[Exercise input]
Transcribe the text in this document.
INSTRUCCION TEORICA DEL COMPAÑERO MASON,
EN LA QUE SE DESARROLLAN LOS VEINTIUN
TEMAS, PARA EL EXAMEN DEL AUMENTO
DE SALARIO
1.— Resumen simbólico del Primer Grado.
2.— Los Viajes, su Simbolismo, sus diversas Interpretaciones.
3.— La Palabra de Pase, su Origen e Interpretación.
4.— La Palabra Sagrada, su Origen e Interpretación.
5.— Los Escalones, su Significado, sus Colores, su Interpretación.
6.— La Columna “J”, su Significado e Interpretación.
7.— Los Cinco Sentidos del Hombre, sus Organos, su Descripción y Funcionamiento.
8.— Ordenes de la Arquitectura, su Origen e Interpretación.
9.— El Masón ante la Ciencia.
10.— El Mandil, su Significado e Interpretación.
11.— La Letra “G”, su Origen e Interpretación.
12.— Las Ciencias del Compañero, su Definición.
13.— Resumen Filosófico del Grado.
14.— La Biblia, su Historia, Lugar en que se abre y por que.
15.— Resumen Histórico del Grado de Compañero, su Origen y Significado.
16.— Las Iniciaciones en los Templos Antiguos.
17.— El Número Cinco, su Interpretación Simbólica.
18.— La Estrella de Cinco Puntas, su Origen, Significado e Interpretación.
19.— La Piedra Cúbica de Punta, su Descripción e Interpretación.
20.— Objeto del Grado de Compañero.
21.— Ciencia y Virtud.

[Your instructions]
Count the lines that hold the string "Significado", and reply with that number alone.

[Correct output]
5